**Request**
Only lines with the string "International" matter here; gather them from the material below.

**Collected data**
===============

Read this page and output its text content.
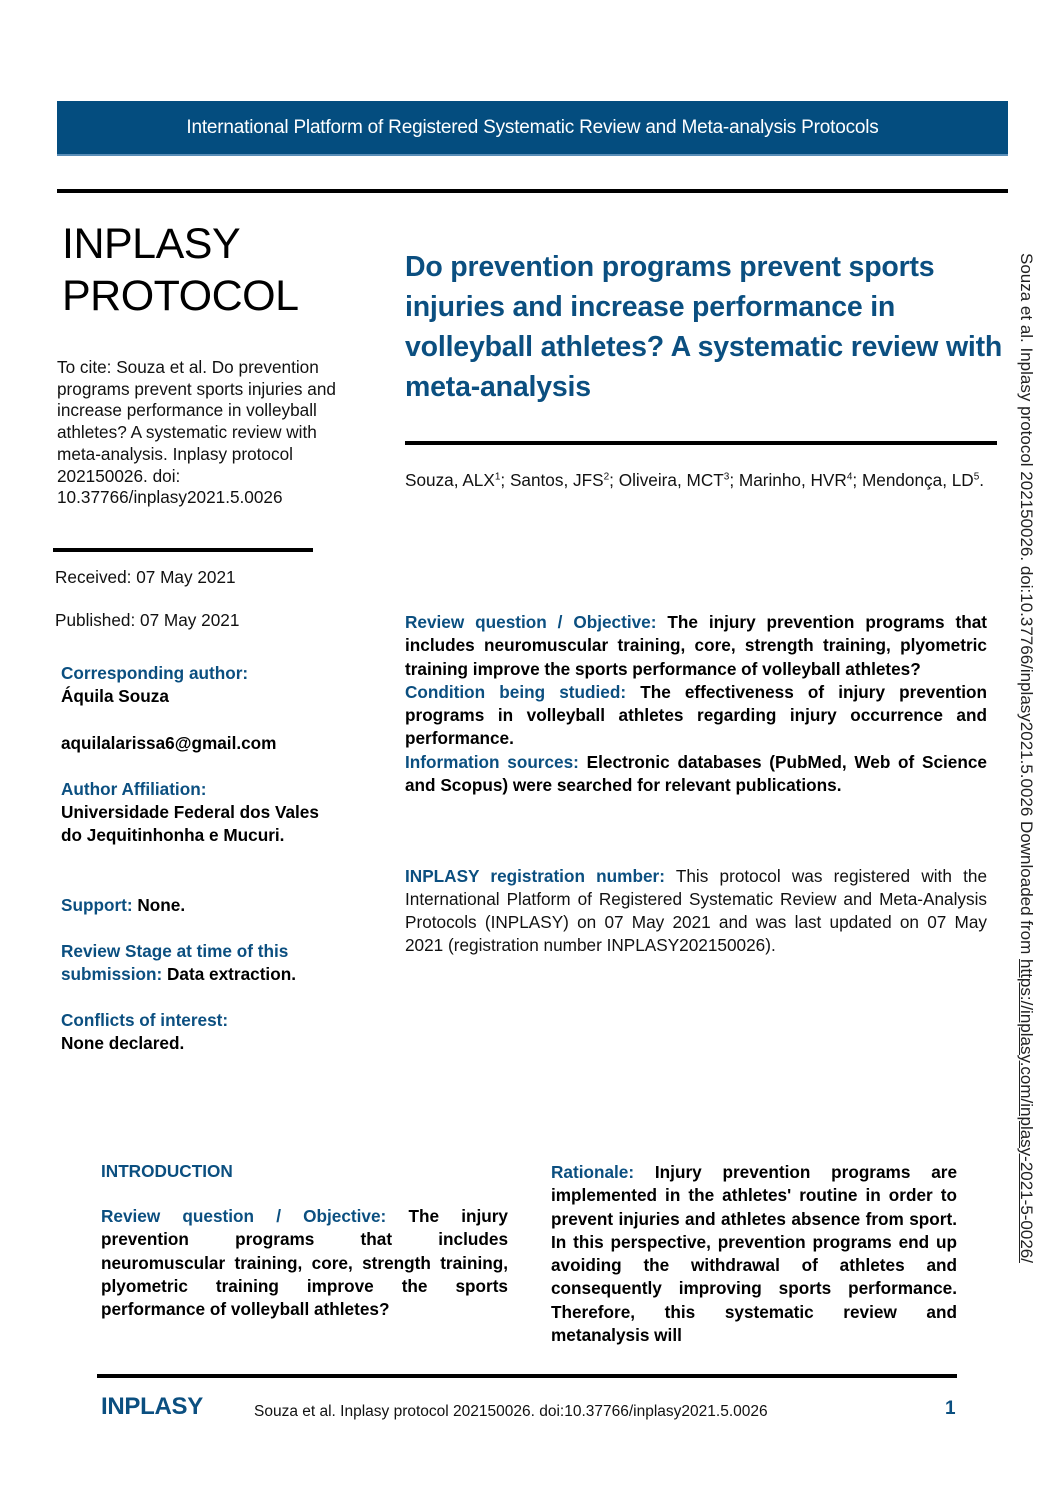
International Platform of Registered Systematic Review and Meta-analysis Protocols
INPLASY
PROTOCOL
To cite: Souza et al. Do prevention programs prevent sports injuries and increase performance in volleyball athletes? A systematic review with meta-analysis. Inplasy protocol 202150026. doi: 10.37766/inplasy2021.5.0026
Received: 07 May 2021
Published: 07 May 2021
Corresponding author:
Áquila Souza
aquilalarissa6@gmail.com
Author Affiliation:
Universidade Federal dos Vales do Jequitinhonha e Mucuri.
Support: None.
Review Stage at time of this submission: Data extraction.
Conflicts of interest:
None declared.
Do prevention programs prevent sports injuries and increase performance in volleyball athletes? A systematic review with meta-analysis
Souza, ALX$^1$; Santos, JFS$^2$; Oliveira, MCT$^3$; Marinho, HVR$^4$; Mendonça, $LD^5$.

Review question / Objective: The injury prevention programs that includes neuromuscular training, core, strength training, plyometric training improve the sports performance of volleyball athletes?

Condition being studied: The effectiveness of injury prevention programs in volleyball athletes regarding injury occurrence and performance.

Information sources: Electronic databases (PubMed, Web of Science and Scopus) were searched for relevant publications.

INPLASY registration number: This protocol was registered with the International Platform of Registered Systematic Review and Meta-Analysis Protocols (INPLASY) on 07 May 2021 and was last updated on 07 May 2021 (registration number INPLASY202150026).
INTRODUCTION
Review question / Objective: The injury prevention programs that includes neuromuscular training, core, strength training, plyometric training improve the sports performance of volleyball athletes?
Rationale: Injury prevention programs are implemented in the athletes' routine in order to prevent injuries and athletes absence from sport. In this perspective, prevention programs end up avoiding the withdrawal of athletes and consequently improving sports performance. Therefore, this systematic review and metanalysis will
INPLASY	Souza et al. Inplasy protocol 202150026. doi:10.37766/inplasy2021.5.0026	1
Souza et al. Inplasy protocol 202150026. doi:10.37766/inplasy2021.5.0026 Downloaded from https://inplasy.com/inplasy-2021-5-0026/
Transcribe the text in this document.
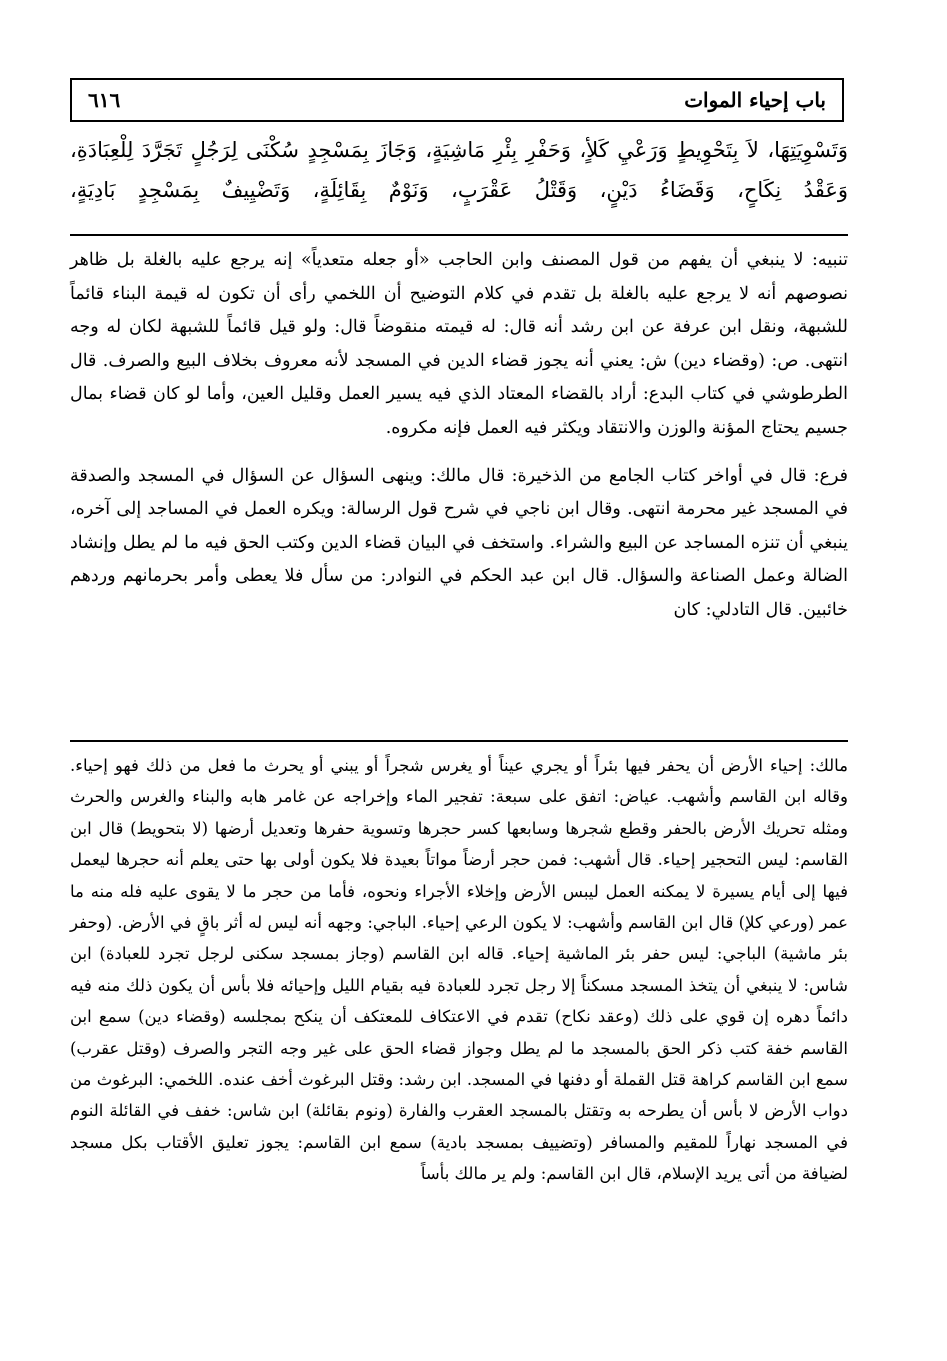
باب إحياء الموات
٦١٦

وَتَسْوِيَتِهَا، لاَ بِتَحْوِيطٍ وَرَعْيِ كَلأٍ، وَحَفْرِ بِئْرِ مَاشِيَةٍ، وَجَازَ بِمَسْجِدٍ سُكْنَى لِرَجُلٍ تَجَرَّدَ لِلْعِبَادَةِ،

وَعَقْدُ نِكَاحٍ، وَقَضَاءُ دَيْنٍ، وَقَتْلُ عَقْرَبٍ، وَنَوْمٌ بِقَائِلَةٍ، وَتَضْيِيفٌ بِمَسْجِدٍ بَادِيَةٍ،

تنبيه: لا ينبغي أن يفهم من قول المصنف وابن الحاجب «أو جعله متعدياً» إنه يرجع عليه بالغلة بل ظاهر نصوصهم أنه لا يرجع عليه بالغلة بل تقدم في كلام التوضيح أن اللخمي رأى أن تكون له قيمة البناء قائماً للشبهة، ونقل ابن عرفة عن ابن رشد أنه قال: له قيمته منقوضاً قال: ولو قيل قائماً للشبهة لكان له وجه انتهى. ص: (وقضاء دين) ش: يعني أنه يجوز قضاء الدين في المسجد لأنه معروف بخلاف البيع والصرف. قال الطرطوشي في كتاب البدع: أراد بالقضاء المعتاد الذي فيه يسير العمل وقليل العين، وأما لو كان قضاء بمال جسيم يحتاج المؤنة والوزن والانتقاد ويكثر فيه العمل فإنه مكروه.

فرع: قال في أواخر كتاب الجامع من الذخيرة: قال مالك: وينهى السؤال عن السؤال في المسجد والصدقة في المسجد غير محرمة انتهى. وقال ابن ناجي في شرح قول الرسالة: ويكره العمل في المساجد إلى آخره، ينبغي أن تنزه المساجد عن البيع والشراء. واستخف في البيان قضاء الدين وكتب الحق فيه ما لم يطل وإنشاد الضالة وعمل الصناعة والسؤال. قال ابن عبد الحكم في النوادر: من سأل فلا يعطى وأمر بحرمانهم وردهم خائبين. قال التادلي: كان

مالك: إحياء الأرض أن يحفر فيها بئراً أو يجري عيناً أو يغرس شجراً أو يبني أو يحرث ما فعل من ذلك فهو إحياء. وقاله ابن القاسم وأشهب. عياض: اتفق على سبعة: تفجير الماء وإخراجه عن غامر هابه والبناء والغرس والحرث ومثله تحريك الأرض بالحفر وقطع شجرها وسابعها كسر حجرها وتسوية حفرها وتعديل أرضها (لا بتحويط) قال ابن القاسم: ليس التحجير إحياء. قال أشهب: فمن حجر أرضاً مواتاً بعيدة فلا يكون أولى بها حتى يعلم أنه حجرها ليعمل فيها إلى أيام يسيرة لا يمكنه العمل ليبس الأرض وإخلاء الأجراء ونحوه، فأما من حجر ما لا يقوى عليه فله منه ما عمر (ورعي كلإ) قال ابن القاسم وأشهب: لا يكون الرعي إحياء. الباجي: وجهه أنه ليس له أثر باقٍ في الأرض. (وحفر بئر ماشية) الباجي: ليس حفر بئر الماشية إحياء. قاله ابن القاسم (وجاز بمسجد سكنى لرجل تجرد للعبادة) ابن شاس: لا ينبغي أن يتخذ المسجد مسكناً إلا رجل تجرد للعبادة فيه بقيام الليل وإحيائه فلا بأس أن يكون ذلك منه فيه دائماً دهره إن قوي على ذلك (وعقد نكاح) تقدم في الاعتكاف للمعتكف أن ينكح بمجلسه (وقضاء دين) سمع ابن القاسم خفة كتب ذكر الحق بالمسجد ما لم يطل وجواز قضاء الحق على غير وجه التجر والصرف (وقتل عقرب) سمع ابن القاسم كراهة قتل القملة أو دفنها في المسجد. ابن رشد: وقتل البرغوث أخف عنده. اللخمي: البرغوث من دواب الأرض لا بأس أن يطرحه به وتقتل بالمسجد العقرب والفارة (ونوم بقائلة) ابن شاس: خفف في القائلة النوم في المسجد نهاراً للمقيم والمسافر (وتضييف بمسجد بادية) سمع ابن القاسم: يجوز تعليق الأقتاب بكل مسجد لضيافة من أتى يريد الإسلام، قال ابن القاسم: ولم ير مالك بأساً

===============

**Expected answer**
International Platform of Registered Systematic Review and Meta-analysis Protocols
INPLASY registration number: This protocol was registered with the International Platform of Registered Systematic Review and Meta-Analysis Protocols (INPLASY) on 07 May 2021 and was last updated on 07 May 2021 (registration number INPLASY202150026).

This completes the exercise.